**Listed records**
........

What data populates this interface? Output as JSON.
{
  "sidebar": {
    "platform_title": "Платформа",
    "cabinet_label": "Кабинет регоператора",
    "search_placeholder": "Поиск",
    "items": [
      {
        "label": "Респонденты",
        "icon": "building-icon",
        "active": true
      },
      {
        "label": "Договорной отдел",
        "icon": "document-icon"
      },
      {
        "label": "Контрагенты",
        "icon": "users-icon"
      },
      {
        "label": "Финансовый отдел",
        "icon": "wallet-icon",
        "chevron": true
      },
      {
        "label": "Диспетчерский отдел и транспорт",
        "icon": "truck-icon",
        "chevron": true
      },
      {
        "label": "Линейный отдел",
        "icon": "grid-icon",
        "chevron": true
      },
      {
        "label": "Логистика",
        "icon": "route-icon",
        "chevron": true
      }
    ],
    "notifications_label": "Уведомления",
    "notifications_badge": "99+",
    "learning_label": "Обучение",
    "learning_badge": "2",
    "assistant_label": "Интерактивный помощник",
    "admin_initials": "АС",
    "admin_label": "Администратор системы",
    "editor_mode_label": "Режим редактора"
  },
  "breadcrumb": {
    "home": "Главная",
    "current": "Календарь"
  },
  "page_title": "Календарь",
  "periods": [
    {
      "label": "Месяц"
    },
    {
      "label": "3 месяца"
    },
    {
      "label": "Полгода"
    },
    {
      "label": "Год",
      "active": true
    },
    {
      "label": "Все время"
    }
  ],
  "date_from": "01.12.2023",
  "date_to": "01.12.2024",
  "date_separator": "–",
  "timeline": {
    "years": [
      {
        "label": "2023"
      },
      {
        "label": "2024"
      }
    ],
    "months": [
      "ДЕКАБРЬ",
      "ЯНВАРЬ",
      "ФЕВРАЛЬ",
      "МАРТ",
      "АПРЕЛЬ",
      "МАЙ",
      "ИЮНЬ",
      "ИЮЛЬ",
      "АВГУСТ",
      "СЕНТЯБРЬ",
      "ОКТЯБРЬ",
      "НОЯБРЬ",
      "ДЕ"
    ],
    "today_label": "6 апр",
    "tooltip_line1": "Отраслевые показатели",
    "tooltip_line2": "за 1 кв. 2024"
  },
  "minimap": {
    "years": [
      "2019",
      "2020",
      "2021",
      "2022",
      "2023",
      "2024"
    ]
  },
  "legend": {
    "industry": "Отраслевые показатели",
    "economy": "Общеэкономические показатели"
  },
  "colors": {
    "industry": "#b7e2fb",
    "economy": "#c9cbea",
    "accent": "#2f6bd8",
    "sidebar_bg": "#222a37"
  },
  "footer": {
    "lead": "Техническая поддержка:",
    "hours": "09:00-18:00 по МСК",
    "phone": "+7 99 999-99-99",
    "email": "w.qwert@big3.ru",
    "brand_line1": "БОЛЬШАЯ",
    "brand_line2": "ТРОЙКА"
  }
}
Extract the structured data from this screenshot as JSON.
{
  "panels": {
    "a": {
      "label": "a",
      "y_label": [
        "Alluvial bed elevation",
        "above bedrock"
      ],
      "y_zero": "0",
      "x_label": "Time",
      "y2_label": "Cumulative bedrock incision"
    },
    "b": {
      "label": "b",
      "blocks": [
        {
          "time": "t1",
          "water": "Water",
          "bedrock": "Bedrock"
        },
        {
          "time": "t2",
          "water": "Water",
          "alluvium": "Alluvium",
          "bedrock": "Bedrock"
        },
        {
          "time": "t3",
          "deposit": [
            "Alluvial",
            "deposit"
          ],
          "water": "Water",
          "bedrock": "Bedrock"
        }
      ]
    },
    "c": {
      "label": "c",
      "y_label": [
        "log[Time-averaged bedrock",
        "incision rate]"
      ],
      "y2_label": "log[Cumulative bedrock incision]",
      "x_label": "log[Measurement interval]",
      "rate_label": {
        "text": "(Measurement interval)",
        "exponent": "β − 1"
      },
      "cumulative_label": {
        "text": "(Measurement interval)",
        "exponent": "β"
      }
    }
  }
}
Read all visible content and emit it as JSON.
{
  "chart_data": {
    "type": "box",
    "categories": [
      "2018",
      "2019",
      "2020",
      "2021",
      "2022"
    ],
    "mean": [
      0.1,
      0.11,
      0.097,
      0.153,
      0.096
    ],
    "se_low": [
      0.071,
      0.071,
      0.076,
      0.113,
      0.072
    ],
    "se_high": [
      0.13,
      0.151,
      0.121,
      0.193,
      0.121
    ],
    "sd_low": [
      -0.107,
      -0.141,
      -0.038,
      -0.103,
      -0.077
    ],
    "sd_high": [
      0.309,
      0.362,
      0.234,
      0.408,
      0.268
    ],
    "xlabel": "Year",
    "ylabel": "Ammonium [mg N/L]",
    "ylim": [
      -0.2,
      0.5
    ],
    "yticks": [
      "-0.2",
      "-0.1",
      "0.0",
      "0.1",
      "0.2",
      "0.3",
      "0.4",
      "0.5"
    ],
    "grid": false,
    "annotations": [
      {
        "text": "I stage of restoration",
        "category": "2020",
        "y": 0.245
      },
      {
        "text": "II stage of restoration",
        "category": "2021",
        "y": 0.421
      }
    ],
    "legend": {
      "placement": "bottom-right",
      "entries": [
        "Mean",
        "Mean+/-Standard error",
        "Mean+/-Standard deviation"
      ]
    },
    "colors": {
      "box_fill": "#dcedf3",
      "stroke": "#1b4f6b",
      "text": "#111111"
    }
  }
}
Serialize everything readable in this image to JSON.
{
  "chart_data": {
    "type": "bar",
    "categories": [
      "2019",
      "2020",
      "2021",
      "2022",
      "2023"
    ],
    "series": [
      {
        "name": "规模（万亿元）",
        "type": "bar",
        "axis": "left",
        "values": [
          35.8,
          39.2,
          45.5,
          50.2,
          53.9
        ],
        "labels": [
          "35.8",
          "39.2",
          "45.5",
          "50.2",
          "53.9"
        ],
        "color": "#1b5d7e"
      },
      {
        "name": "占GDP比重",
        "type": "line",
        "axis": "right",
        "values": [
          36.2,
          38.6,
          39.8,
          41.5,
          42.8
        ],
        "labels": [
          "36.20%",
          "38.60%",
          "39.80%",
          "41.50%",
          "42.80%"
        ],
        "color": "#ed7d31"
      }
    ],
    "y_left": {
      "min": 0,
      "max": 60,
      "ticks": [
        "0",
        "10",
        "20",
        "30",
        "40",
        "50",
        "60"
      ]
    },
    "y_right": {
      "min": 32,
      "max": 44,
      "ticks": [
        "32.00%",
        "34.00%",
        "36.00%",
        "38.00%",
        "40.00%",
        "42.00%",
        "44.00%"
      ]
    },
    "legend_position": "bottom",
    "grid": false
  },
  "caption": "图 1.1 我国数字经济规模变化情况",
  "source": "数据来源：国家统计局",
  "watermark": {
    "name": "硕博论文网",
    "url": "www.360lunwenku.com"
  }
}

........

**Stated task**
Repeat every record exactly as written, please.

**Written reply**
What data populates this interface? Output as JSON.
{
  "sidebar": {
    "platform_title": "Платформа",
    "cabinet_label": "Кабинет регоператора",
    "search_placeholder": "Поиск",
    "items": [
      {
        "label": "Респонденты",
        "icon": "building-icon",
        "active": true
      },
      {
        "label": "Договорной отдел",
        "icon": "document-icon"
      },
      {
        "label": "Контрагенты",
        "icon": "users-icon"
      },
      {
        "label": "Финансовый отдел",
        "icon": "wallet-icon",
        "chevron": true
      },
      {
        "label": "Диспетчерский отдел и транспорт",
        "icon": "truck-icon",
        "chevron": true
      },
      {
        "label": "Линейный отдел",
        "icon": "grid-icon",
        "chevron": true
      },
      {
        "label": "Логистика",
        "icon": "route-icon",
        "chevron": true
      }
    ],
    "notifications_label": "Уведомления",
    "notifications_badge": "99+",
    "learning_label": "Обучение",
    "learning_badge": "2",
    "assistant_label": "Интерактивный помощник",
    "admin_initials": "АС",
    "admin_label": "Администратор системы",
    "editor_mode_label": "Режим редактора"
  },
  "breadcrumb": {
    "home": "Главная",
    "current": "Календарь"
  },
  "page_title": "Календарь",
  "periods": [
    {
      "label": "Месяц"
    },
    {
      "label": "3 месяца"
    },
    {
      "label": "Полгода"
    },
    {
      "label": "Год",
      "active": true
    },
    {
      "label": "Все время"
    }
  ],
  "date_from": "01.12.2023",
  "date_to": "01.12.2024",
  "date_separator": "–",
  "timeline": {
    "years": [
      {
        "label": "2023"
      },
      {
        "label": "2024"
      }
    ],
    "months": [
      "ДЕКАБРЬ",
      "ЯНВАРЬ",
      "ФЕВРАЛЬ",
      "МАРТ",
      "АПРЕЛЬ",
      "МАЙ",
      "ИЮНЬ",
      "ИЮЛЬ",
      "АВГУСТ",
      "СЕНТЯБРЬ",
      "ОКТЯБРЬ",
      "НОЯБРЬ",
      "ДЕ"
    ],
    "today_label": "6 апр",
    "tooltip_line1": "Отраслевые показатели",
    "tooltip_line2": "за 1 кв. 2024"
  },
  "minimap": {
    "years": [
      "2019",
      "2020",
      "2021",
      "2022",
      "2023",
      "2024"
    ]
  },
  "legend": {
    "industry": "Отраслевые показатели",
    "economy": "Общеэкономические показатели"
  },
  "colors": {
    "industry": "#b7e2fb",
    "economy": "#c9cbea",
    "accent": "#2f6bd8",
    "sidebar_bg": "#222a37"
  },
  "footer": {
    "lead": "Техническая поддержка:",
    "hours": "09:00-18:00 по МСК",
    "phone": "+7 99 999-99-99",
    "email": "w.qwert@big3.ru",
    "brand_line1": "БОЛЬШАЯ",
    "brand_line2": "ТРОЙКА"
  }
}
Extract the structured data from this screenshot as JSON.
{
  "panels": {
    "a": {
      "label": "a",
      "y_label": [
        "Alluvial bed elevation",
        "above bedrock"
      ],
      "y_zero": "0",
      "x_label": "Time",
      "y2_label": "Cumulative bedrock incision"
    },
    "b": {
      "label": "b",
      "blocks": [
        {
          "time": "t1",
          "water": "Water",
          "bedrock": "Bedrock"
        },
        {
          "time": "t2",
          "water": "Water",
          "alluvium": "Alluvium",
          "bedrock": "Bedrock"
        },
        {
          "time": "t3",
          "deposit": [
            "Alluvial",
            "deposit"
          ],
          "water": "Water",
          "bedrock": "Bedrock"
        }
      ]
    },
    "c": {
      "label": "c",
      "y_label": [
        "log[Time-averaged bedrock",
        "incision rate]"
      ],
      "y2_label": "log[Cumulative bedrock incision]",
      "x_label": "log[Measurement interval]",
      "rate_label": {
        "text": "(Measurement interval)",
        "exponent": "β − 1"
      },
      "cumulative_label": {
        "text": "(Measurement interval)",
        "exponent": "β"
      }
    }
  }
}
Read all visible content and emit it as JSON.
{
  "chart_data": {
    "type": "box",
    "categories": [
      "2018",
      "2019",
      "2020",
      "2021",
      "2022"
    ],
    "mean": [
      0.1,
      0.11,
      0.097,
      0.153,
      0.096
    ],
    "se_low": [
      0.071,
      0.071,
      0.076,
      0.113,
      0.072
    ],
    "se_high": [
      0.13,
      0.151,
      0.121,
      0.193,
      0.121
    ],
    "sd_low": [
      -0.107,
      -0.141,
      -0.038,
      -0.103,
      -0.077
    ],
    "sd_high": [
      0.309,
      0.362,
      0.234,
      0.408,
      0.268
    ],
    "xlabel": "Year",
    "ylabel": "Ammonium [mg N/L]",
    "ylim": [
      -0.2,
      0.5
    ],
    "yticks": [
      "-0.2",
      "-0.1",
      "0.0",
      "0.1",
      "0.2",
      "0.3",
      "0.4",
      "0.5"
    ],
    "grid": false,
    "annotations": [
      {
        "text": "I stage of restoration",
        "category": "2020",
        "y": 0.245
      },
      {
        "text": "II stage of restoration",
        "category": "2021",
        "y": 0.421
      }
    ],
    "legend": {
      "placement": "bottom-right",
      "entries": [
        "Mean",
        "Mean+/-Standard error",
        "Mean+/-Standard deviation"
      ]
    },
    "colors": {
      "box_fill": "#dcedf3",
      "stroke": "#1b4f6b",
      "text": "#111111"
    }
  }
}
Serialize everything readable in this image to JSON.
{
  "chart_data": {
    "type": "bar",
    "categories": [
      "2019",
      "2020",
      "2021",
      "2022",
      "2023"
    ],
    "series": [
      {
        "name": "规模（万亿元）",
        "type": "bar",
        "axis": "left",
        "values": [
          35.8,
          39.2,
          45.5,
          50.2,
          53.9
        ],
        "labels": [
          "35.8",
          "39.2",
          "45.5",
          "50.2",
          "53.9"
        ],
        "color": "#1b5d7e"
      },
      {
        "name": "占GDP比重",
        "type": "line",
        "axis": "right",
        "values": [
          36.2,
          38.6,
          39.8,
          41.5,
          42.8
        ],
        "labels": [
          "36.20%",
          "38.60%",
          "39.80%",
          "41.50%",
          "42.80%"
        ],
        "color": "#ed7d31"
      }
    ],
    "y_left": {
      "min": 0,
      "max": 60,
      "ticks": [
        "0",
        "10",
        "20",
        "30",
        "40",
        "50",
        "60"
      ]
    },
    "y_right": {
      "min": 32,
      "max": 44,
      "ticks": [
        "32.00%",
        "34.00%",
        "36.00%",
        "38.00%",
        "40.00%",
        "42.00%",
        "44.00%"
      ]
    },
    "legend_position": "bottom",
    "grid": false
  },
  "caption": "图 1.1 我国数字经济规模变化情况",
  "source": "数据来源：国家统计局",
  "watermark": {
    "name": "硕博论文网",
    "url": "www.360lunwenku.com"
  }
}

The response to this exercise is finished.